-- START OF TEXT BLOCK --
Tony Blair facilely declared in 1999: "The class war is over. But the struggle for true equality has only just begun." This itself was a concession to the opposition to the gross and widening disparities in wealth. But inequality is not just an 'unfortunate leftover' from previous 'uncivilised times'. Inequality is woven into the very fabric of class society, with the rich compelled to squeeze the share of the working class in order to boost its profitability, and the working class itself equally forced to resist. Sometimes that resistance is muted by conservative trade union leaders, but the 'class war' inevitably breaks over the heads of even this stratum who invariably rush to catch up. Britain is on the eve of such an outburst of working-class fury.
Despite the plaudits of the rich and powerful, Blair, in the words of Leon Trotsky to the Mensheviks in 1917, is about to go into the "dustbin of history". But, unfortunately, Blairism/Thatcherism will still dominate New Labour under Gordon Brown. Mandelson shows the real character of New Labour when he declared: "No Labour Party manifesto would now propose to repeal Mrs Thatcher's trade union law, reverse privatisations or remove the right to buy a council house." (Evening Standard, 8 May)
The weakness of the left in the Labour Party is indicated by the difficulty, as we go to press, of John McDonnell reaching the 45 required nominations. Brown's acolytes are reported to be struggling to prevent McDonnell appearing on the ballot. This is clearly because this would then put many trade union leaders on the spot in the Labour leadership election. While these leaders, almost to a man and woman, are prepared to drag behind Brown, their own members could exert pressure for a vote for McDonnell.
-- END OF TEXT BLOCK --
-- START OF DATA FOR THE TASK --
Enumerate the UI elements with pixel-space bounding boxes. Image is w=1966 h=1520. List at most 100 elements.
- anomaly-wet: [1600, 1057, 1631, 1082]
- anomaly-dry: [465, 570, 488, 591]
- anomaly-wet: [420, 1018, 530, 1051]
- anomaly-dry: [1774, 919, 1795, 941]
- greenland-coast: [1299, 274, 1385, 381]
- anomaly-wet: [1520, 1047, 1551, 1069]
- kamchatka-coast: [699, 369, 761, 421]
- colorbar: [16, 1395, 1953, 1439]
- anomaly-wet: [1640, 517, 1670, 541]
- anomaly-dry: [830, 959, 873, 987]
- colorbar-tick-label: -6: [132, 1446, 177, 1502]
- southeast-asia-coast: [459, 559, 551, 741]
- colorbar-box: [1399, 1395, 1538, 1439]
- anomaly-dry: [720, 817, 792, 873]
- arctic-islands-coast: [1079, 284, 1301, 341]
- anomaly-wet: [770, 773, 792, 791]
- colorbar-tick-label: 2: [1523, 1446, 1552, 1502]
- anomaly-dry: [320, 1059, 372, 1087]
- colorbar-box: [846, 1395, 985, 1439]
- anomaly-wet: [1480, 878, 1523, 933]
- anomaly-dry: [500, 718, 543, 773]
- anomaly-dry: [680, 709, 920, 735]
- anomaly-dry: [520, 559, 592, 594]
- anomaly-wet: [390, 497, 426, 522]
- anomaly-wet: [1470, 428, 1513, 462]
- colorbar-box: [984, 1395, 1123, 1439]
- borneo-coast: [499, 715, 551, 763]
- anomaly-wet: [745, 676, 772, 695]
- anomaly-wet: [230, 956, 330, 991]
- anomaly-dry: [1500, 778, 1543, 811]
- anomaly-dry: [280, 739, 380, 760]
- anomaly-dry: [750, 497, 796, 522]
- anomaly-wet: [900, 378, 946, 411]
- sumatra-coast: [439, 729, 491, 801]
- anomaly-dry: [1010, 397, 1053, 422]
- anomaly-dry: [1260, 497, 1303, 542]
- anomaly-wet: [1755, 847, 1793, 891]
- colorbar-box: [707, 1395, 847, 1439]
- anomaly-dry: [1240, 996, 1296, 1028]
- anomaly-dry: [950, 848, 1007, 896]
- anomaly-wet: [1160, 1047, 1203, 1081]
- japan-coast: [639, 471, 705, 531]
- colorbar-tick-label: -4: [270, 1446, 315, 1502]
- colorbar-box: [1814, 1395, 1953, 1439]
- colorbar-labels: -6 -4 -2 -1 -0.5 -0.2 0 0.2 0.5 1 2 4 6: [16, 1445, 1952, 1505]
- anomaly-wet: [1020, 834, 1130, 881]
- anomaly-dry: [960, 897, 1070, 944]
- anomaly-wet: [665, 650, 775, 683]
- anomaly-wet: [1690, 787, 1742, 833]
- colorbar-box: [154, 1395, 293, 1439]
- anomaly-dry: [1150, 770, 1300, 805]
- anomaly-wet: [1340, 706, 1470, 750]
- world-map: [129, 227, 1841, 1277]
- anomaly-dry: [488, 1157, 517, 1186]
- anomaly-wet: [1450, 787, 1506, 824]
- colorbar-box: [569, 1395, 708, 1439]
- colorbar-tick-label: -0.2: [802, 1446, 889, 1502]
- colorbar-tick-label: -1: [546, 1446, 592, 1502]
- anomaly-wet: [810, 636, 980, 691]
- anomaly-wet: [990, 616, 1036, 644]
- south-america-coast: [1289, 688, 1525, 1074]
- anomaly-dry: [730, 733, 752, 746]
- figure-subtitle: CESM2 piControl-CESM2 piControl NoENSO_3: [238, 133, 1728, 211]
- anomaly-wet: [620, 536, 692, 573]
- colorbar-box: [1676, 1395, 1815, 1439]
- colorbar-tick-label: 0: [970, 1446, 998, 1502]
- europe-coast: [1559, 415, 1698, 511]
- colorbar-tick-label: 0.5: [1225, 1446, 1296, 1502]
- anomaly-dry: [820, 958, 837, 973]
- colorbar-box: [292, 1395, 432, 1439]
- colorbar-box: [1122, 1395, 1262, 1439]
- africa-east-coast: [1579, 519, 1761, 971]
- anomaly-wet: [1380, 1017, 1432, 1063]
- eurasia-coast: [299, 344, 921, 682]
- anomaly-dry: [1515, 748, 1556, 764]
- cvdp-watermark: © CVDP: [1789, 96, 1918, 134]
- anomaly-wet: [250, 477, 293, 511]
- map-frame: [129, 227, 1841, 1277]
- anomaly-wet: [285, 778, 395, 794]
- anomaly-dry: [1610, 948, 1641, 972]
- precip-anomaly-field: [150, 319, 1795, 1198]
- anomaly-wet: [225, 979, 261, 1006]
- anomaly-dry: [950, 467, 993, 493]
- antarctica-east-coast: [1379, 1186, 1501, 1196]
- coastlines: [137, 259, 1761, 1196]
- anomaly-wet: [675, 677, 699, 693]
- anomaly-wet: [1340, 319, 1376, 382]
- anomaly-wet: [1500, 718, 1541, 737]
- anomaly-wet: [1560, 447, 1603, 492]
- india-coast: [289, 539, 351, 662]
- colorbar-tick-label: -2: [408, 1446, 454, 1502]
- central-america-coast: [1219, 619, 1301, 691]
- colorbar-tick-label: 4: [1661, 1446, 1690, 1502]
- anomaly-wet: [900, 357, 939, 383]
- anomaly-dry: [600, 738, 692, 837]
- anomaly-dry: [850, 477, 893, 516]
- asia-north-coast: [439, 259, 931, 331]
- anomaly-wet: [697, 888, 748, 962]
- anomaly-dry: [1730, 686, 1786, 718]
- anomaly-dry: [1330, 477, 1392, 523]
-- END OF DATA FOR THE TASK --
__EXERCISES TO COMPLETE__:
a) In the text on Blair and New Labour, how many nominations did John McDonnell need to reach?
b) Pull out every line of the records that contains the string "america".

__EXERCISE ANSWERS__:
a) 45

b)
- south-america-coast: [1289, 688, 1525, 1074]
- central-america-coast: [1219, 619, 1301, 691]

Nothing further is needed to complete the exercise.